Data entries for graphics
━━━━━━━━━━━━━━━━
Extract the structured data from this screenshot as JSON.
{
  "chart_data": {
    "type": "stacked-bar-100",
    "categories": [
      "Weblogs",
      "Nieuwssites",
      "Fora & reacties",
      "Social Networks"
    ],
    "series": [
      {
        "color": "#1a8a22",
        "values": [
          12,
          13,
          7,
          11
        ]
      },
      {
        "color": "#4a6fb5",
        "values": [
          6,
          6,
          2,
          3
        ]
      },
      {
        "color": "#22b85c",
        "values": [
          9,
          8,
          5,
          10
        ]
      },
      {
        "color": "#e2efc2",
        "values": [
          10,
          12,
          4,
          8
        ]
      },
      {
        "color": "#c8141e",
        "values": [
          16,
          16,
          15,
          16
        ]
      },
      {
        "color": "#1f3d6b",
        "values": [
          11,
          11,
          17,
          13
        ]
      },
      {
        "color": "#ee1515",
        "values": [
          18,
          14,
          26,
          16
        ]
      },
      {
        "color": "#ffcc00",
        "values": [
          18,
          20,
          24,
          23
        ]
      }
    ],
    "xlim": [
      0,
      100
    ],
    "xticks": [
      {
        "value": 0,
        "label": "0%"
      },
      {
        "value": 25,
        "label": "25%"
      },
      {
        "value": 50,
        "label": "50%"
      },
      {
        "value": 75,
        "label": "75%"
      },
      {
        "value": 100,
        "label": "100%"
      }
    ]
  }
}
━━━━━━━━━━━━━━━━
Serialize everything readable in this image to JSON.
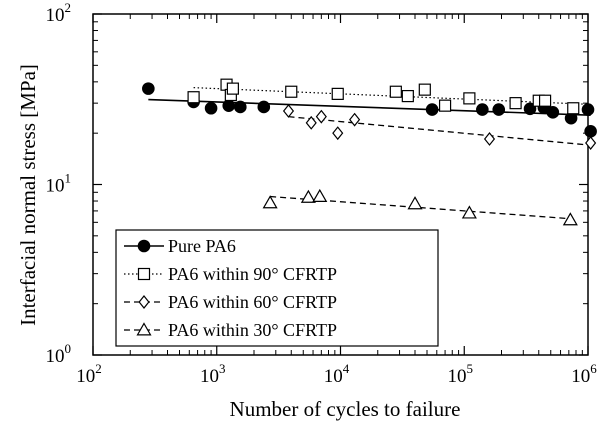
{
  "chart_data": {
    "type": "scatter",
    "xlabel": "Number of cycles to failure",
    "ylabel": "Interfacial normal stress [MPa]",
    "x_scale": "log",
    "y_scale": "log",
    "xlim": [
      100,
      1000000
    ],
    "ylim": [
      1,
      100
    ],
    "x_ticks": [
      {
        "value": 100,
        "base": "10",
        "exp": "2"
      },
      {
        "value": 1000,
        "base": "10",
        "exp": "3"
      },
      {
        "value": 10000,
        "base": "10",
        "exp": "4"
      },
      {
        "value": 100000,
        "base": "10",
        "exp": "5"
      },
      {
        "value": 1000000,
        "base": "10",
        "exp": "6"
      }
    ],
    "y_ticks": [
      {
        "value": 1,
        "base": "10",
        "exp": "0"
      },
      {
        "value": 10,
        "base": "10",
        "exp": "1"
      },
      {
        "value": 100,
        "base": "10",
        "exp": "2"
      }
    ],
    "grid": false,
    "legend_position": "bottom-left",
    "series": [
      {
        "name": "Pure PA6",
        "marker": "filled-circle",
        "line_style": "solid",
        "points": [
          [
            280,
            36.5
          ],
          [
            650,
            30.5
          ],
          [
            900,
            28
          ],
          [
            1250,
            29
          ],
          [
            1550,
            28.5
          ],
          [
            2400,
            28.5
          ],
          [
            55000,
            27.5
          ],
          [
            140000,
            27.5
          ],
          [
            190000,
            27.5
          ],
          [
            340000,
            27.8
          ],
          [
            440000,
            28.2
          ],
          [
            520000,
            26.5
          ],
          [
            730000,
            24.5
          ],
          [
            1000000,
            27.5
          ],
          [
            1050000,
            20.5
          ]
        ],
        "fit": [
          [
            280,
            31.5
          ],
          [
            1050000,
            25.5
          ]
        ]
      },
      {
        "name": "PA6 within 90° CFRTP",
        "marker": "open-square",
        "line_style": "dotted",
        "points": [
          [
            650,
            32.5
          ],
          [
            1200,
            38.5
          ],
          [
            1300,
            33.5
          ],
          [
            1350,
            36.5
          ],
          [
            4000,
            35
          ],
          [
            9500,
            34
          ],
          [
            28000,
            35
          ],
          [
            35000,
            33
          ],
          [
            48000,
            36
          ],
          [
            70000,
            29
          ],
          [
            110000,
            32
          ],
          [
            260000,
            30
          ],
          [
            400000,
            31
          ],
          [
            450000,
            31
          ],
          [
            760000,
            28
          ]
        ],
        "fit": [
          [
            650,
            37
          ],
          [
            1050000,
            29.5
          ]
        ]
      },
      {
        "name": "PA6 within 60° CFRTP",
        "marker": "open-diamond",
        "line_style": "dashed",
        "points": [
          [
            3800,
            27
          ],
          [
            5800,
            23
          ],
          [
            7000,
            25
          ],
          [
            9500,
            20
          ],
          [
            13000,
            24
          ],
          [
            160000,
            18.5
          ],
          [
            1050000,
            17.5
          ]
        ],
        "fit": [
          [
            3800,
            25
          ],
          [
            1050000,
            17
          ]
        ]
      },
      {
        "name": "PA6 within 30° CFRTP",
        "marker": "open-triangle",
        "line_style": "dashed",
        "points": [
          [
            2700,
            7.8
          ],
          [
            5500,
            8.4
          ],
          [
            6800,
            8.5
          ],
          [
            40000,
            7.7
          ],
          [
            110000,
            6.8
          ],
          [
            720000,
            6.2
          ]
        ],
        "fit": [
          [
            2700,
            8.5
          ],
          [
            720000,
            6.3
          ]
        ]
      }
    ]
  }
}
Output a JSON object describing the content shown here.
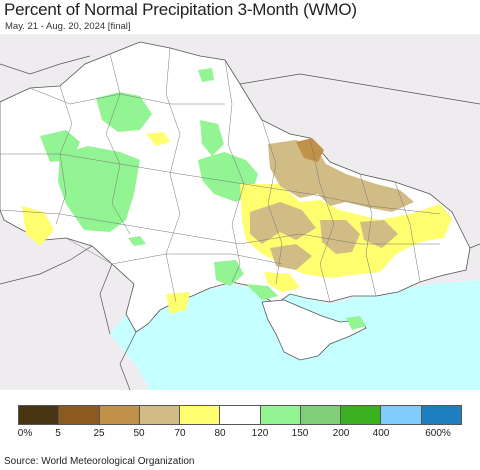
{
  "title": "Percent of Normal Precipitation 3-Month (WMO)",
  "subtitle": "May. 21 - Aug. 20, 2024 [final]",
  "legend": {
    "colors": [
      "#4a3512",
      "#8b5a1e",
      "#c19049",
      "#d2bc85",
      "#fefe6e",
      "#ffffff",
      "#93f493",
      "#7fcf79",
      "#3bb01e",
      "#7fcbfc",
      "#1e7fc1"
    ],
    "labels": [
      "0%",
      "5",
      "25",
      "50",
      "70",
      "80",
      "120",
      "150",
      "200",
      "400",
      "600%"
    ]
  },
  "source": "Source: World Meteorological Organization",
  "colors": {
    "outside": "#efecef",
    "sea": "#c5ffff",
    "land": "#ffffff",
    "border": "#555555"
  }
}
━━━━━━━━━━━━━━━━
**Aim of the exercise**
Pick out and copy every line that contains the word "this".

**Correct result**
Extract the structured data from this screenshot as JSON.
Serialize everything readable in this image to JSON.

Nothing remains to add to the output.